Starting at the line that contains "Annotate this image: element" and stopping after the line that contains "sidebar-divider bbox=[215, 81, 216, 626]", render those lines as a Markdown table with the columns Row and Line. Number each row and leave out blank lines.

▶ Records shown
————————
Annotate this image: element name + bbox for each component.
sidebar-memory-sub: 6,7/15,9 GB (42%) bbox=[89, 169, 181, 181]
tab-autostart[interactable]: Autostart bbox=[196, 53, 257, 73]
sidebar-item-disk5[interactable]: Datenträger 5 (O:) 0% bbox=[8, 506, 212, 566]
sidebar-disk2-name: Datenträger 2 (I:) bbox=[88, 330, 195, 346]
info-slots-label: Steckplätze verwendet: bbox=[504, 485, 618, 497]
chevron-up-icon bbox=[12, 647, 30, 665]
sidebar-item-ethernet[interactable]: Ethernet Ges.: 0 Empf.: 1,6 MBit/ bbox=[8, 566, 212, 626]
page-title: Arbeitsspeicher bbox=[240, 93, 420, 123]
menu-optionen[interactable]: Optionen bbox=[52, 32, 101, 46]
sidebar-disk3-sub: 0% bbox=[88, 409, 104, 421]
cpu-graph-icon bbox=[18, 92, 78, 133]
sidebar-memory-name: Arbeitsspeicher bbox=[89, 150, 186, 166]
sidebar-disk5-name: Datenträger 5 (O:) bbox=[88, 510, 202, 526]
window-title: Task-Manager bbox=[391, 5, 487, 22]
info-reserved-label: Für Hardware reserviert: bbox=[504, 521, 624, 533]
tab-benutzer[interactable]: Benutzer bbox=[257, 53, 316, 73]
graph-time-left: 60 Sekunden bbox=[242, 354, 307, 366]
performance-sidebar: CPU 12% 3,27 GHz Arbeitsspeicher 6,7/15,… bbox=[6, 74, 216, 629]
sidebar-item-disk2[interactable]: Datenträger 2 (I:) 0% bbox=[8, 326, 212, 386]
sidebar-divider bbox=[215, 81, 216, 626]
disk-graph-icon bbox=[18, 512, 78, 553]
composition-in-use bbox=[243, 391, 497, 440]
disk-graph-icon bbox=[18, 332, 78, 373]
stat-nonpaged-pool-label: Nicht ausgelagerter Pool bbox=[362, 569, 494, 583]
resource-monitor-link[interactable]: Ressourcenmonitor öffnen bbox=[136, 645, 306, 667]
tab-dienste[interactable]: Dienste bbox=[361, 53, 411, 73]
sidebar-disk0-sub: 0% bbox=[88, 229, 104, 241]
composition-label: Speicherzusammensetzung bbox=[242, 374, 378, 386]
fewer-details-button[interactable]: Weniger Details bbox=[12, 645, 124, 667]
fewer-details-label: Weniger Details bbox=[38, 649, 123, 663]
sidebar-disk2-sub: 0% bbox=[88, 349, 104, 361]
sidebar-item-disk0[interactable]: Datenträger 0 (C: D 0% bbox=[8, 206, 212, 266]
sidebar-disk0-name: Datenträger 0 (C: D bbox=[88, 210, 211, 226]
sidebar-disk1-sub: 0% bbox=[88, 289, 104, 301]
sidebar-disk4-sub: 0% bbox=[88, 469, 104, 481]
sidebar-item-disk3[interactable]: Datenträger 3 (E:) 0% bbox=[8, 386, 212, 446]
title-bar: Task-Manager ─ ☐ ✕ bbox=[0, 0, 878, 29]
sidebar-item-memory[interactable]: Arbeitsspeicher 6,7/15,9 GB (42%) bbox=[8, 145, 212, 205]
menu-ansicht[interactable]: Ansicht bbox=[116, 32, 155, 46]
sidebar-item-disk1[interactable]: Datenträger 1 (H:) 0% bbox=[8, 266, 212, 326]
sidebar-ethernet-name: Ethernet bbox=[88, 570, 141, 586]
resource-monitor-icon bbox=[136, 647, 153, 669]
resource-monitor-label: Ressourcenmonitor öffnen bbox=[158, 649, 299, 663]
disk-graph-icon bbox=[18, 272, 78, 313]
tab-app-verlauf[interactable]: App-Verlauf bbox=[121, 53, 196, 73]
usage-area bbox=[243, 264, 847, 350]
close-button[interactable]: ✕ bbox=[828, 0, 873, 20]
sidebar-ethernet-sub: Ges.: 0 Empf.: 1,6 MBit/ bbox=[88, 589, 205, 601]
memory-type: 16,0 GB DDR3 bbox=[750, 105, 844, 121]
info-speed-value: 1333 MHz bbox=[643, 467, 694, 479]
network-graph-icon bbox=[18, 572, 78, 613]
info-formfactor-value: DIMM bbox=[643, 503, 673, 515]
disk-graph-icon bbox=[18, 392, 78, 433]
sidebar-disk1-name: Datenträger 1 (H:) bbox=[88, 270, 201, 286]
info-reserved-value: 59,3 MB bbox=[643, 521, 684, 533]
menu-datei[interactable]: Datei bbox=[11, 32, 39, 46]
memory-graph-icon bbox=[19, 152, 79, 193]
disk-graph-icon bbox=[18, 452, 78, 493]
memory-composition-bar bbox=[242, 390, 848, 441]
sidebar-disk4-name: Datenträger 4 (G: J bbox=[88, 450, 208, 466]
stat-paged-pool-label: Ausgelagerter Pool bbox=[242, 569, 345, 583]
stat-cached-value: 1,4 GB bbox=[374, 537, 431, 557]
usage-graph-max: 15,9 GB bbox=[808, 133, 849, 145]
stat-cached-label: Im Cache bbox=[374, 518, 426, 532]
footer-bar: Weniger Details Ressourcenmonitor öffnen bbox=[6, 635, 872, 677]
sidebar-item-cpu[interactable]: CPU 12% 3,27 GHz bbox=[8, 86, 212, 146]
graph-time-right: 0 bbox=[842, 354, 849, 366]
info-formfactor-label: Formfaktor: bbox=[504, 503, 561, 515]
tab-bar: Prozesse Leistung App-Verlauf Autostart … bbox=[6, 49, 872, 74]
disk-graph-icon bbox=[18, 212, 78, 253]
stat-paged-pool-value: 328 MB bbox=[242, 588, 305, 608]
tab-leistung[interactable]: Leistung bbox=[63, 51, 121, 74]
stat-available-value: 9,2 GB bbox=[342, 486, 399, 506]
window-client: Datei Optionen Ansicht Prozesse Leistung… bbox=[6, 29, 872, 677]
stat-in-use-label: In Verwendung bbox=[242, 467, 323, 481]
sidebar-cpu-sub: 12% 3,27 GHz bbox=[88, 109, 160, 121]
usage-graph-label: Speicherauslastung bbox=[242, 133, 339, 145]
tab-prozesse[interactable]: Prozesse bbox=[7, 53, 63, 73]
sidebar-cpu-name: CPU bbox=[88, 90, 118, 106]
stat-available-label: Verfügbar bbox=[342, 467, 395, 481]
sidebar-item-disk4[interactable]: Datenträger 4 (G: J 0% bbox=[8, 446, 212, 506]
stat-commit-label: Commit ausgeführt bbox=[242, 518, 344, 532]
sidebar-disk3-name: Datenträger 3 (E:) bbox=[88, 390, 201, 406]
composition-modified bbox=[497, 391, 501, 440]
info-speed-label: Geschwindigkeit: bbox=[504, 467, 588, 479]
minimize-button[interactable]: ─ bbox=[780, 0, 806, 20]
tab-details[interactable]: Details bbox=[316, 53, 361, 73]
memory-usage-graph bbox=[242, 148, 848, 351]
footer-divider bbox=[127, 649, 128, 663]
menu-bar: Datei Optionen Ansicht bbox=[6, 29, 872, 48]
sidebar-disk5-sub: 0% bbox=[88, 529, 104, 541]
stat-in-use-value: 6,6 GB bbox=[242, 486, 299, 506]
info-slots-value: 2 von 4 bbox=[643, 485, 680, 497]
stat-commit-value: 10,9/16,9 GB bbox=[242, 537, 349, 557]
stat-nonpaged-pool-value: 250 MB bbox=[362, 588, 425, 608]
————————
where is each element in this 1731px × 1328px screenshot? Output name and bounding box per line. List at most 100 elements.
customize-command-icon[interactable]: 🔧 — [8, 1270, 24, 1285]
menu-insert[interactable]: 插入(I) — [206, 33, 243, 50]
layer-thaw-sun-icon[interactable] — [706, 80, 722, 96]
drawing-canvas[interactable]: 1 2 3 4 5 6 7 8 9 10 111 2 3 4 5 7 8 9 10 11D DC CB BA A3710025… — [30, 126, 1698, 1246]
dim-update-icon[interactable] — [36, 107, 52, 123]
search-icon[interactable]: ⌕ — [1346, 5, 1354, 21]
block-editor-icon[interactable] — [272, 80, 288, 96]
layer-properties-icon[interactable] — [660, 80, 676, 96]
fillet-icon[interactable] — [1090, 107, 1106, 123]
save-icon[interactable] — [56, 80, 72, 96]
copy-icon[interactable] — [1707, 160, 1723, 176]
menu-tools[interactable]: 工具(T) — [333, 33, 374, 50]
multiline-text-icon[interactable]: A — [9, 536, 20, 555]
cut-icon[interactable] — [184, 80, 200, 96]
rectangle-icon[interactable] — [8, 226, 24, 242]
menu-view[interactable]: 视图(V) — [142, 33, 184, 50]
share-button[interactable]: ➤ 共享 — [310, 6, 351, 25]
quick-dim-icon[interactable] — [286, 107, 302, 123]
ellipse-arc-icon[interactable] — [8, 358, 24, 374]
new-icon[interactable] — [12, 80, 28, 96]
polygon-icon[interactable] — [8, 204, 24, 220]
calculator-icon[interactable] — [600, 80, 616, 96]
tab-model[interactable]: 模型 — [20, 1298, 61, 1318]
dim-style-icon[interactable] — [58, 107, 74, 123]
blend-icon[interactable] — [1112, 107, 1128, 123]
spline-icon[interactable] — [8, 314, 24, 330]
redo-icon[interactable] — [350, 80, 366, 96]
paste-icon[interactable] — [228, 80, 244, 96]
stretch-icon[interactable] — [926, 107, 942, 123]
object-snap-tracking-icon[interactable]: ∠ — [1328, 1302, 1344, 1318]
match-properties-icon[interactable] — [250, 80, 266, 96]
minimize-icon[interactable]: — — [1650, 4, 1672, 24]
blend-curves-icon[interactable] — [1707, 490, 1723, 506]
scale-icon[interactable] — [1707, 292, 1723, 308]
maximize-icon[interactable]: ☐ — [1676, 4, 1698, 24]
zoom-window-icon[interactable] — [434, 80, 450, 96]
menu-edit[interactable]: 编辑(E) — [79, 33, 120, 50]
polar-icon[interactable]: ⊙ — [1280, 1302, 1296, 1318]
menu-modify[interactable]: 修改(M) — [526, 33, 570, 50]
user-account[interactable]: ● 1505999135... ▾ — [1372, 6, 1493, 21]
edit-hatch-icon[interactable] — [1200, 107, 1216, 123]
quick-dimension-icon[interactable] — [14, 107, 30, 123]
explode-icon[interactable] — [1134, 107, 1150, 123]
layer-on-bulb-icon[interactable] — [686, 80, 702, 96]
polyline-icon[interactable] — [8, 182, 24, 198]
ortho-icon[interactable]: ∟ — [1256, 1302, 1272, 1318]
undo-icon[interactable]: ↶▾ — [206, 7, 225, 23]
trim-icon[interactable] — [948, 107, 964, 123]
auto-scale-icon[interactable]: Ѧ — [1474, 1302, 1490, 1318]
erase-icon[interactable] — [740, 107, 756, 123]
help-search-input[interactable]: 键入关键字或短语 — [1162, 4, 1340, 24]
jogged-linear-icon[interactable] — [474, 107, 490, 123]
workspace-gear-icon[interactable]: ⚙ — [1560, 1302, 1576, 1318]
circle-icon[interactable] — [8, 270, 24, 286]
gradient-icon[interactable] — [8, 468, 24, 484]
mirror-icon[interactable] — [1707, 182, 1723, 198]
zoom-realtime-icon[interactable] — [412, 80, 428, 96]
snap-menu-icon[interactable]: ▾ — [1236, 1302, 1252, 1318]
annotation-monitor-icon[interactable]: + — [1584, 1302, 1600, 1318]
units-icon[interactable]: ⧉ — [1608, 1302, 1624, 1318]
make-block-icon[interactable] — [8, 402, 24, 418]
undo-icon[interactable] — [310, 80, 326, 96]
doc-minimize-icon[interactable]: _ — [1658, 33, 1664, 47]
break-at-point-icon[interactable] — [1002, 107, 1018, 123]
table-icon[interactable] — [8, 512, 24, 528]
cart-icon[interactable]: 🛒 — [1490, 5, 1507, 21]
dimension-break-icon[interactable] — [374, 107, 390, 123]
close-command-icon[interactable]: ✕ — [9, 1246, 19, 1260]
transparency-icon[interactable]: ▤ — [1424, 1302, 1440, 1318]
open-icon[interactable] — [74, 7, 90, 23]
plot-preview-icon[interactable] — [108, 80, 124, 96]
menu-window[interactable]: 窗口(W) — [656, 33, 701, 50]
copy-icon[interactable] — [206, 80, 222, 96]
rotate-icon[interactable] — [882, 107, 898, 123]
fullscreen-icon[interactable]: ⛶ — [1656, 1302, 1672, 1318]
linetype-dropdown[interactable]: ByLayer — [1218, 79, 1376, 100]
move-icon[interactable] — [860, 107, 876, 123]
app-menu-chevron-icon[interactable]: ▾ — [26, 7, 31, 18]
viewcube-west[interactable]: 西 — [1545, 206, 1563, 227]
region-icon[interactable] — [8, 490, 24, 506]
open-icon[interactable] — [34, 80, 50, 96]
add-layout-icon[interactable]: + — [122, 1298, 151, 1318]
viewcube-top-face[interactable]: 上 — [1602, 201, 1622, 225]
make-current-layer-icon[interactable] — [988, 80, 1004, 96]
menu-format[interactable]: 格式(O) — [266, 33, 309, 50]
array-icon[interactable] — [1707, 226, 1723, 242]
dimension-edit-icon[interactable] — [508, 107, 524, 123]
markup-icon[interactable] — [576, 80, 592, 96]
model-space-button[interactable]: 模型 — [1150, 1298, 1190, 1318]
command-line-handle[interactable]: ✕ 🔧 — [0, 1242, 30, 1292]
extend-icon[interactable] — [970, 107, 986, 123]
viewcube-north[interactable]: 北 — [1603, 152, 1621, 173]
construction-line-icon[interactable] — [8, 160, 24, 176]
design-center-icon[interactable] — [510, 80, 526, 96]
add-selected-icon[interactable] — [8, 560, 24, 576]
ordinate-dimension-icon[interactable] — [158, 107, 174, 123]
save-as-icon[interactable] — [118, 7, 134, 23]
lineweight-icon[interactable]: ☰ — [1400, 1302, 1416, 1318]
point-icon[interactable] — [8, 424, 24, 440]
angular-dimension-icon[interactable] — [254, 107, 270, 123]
————————
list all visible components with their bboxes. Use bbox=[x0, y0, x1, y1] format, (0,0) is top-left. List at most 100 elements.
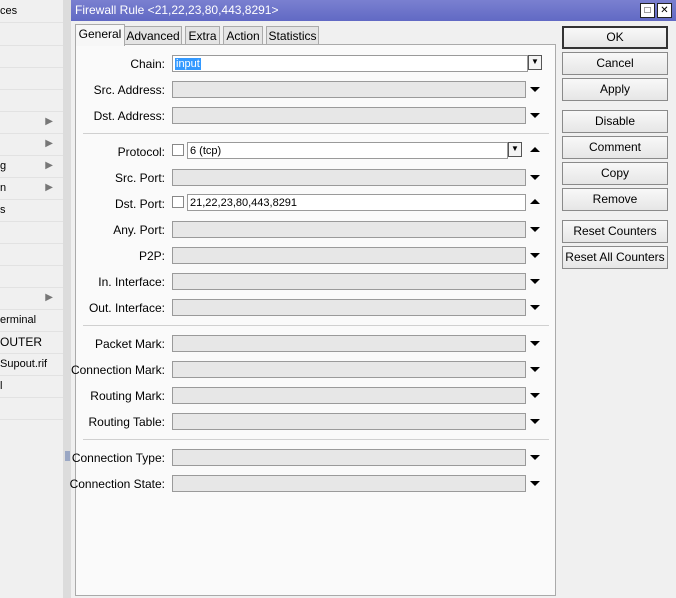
————————
▶ Written solution
| Row | Line |
|---|---|
| 1 | Annotate this image: element name + bbox for each component. |
| 2 | sidebar-memory-sub: 6,7/15,9 GB (42%) bbox=[89, 169, 181, 181] |
| 3 | tab-autostart[interactable]: Autostart bbox=[196, 53, 257, 73] |
| 4 | sidebar-item-disk5[interactable]: Datenträger 5 (O:) 0% bbox=[8, 506, 212, 566] |
| 5 | sidebar-disk2-name: Datenträger 2 (I:) bbox=[88, 330, 195, 346] |
| 6 | info-slots-label: Steckplätze verwendet: bbox=[504, 485, 618, 497] |
| 7 | chevron-up-icon bbox=[12, 647, 30, 665] |
| 8 | sidebar-item-ethernet[interactable]: Ethernet Ges.: 0 Empf.: 1,6 MBit/ bbox=[8, 566, 212, 626] |
| 9 | page-title: Arbeitsspeicher bbox=[240, 93, 420, 123] |
| 10 | menu-optionen[interactable]: Optionen bbox=[52, 32, 101, 46] |
| 11 | sidebar-disk3-sub: 0% bbox=[88, 409, 104, 421] |
| 12 | cpu-graph-icon bbox=[18, 92, 78, 133] |
| 13 | sidebar-memory-name: Arbeitsspeicher bbox=[89, 150, 186, 166] |
| 14 | sidebar-disk5-name: Datenträger 5 (O:) bbox=[88, 510, 202, 526] |
| 15 | window-title: Task-Manager bbox=[391, 5, 487, 22] |
| 16 | info-reserved-label: Für Hardware reserviert: bbox=[504, 521, 624, 533] |
| 17 | tab-benutzer[interactable]: Benutzer bbox=[257, 53, 316, 73] |
| 18 | graph-time-left: 60 Sekunden bbox=[242, 354, 307, 366] |
| 19 | performance-sidebar: CPU 12% 3,27 GHz Arbeitsspeicher 6,7/15,… bbox=[6, 74, 216, 629] |
| 20 | sidebar-item-disk2[interactable]: Datenträger 2 (I:) 0% bbox=[8, 326, 212, 386] |
| 21 | sidebar-divider bbox=[215, 81, 216, 626] |